Set task => Only the lines from the one containing "Read out every word on this page." through the end of the entries should be returned, exactly as they are, with the pictures omitted.

>>>

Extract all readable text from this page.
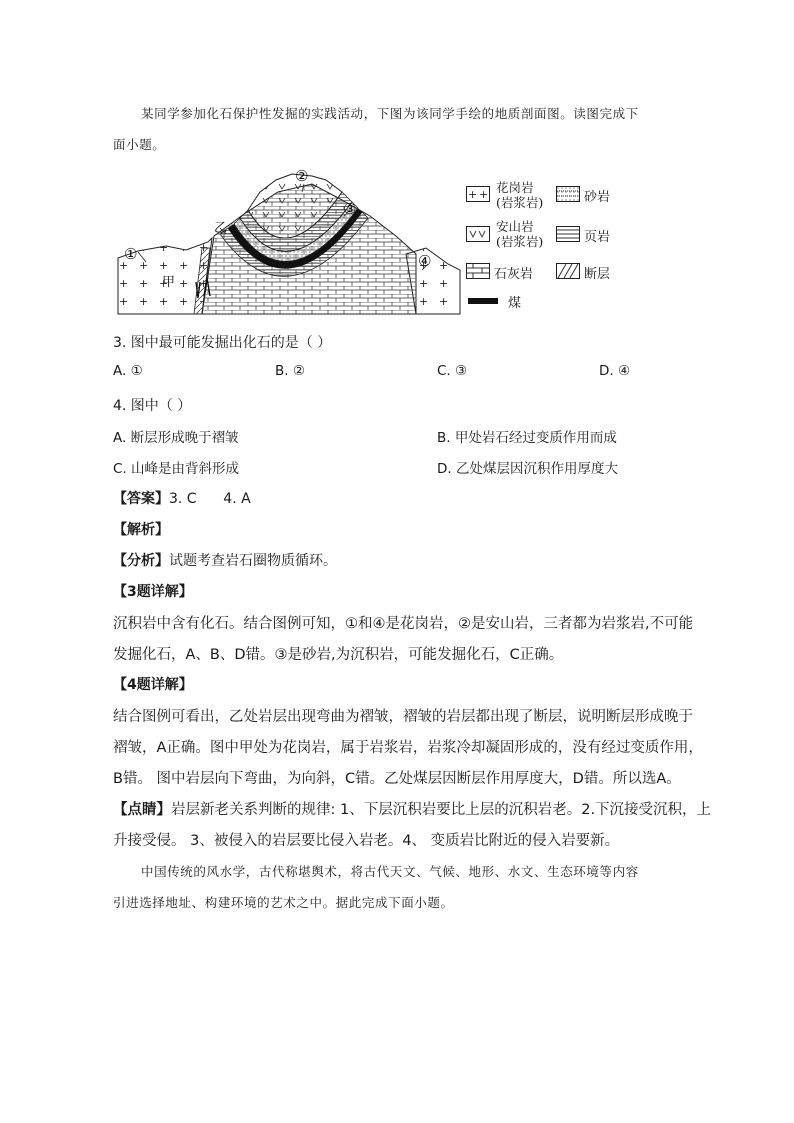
某同学参加化石保护性发掘的实践活动，下图为该同学手绘的地质剖面图。读图完成下
面小题。
①
②
③
④
甲
乙
+ + 花岗岩
(岩浆岩)	砂岩
安山岩
(岩浆岩)	页岩
石灰岩	断层
煤
3. 图中最可能发掘出化石的是（ ）
A. ①	B. ②	C. ③	D. ④
4. 图中（ ）
A. 断层形成晚于褶皱	B. 甲处岩石经过变质作用而成
C. 山峰是由背斜形成	D. 乙处煤层因沉积作用厚度大
【答案】3. C      4. A
【解析】
【分析】试题考查岩石圈物质循环。
【3题详解】
沉积岩中含有化石。结合图例可知，①和④是花岗岩，②是安山岩，三者都为岩浆岩,不可能
发掘化石，A、B、D错。③是砂岩,为沉积岩，可能发掘化石，C正确。
【4题详解】
结合图例可看出，乙处岩层出现弯曲为褶皱，褶皱的岩层都出现了断层，说明断层形成晚于
褶皱，A正确。图中甲处为花岗岩，属于岩浆岩，岩浆冷却凝固形成的，没有经过变质作用，
B错。 图中岩层向下弯曲，为向斜，C错。乙处煤层因断层作用厚度大，D错。所以选A。
【点睛】岩层新老关系判断的规律: 1、下层沉积岩要比上层的沉积岩老。2.下沉接受沉积，上
升接受侵。 3、被侵入的岩层要比侵入岩老。4、 变质岩比附近的侵入岩要新。
中国传统的风水学，古代称堪舆术，将古代天文、气候、地形、水文、生态环境等内容
引进选择地址、构建环境的艺术之中。据此完成下面小题。
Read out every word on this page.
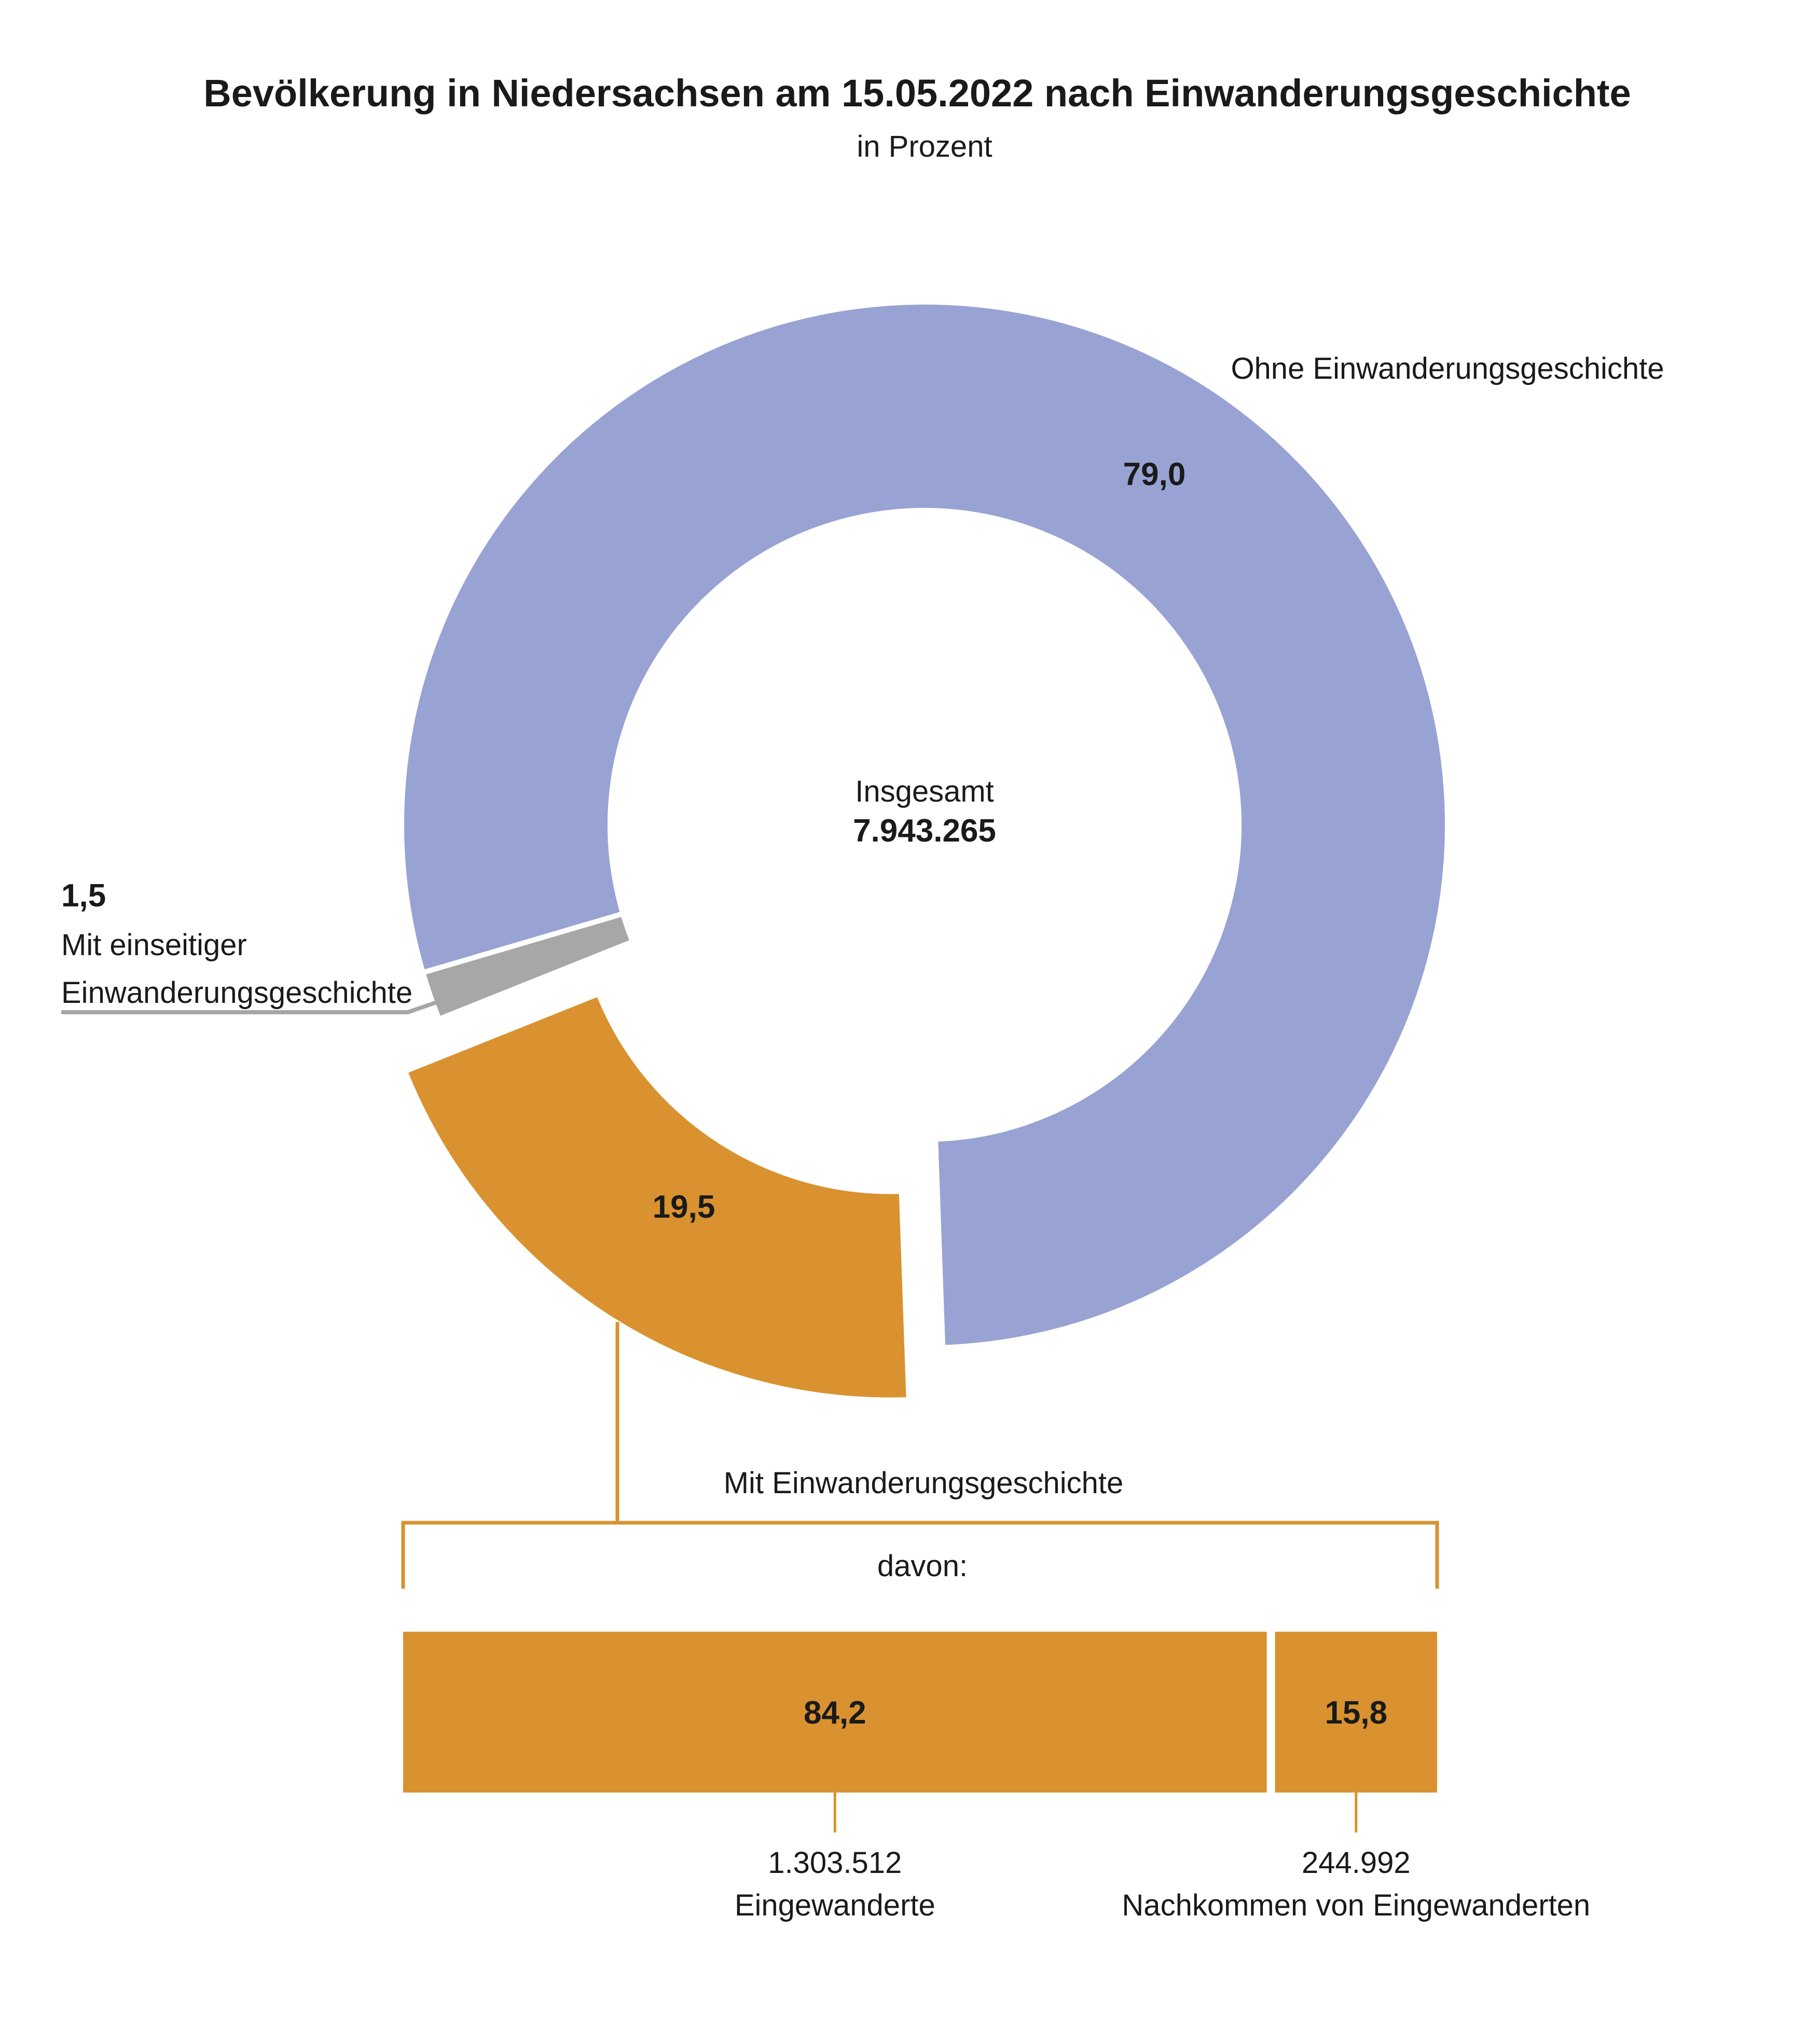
Bevölkerung in Niedersachsen am 15.05.2022 nach Einwanderungsgeschichte
in Prozent
Insgesamt
7.943.265
79,0
19,5
Ohne Einwanderungsgeschichte
1,5
Mit einseitiger
Einwanderungsgeschichte
Mit Einwanderungsgeschichte
davon:
84,2	15,8
1.303.512
Eingewanderte
244.992
Nachkommen von Eingewanderten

<<<

Task solution =>
Read out every word on this page.
Bevölkerung in Niedersachsen am 15.05.2022 nach Einwanderungsgeschichte
in Prozent
Insgesamt
7.943.265
79,0
19,5
Ohne Einwanderungsgeschichte
1,5
Mit einseitiger
Einwanderungsgeschichte
Mit Einwanderungsgeschichte
davon:
84,2	15,8
1.303.512
Eingewanderte
244.992
Nachkommen von Eingewanderten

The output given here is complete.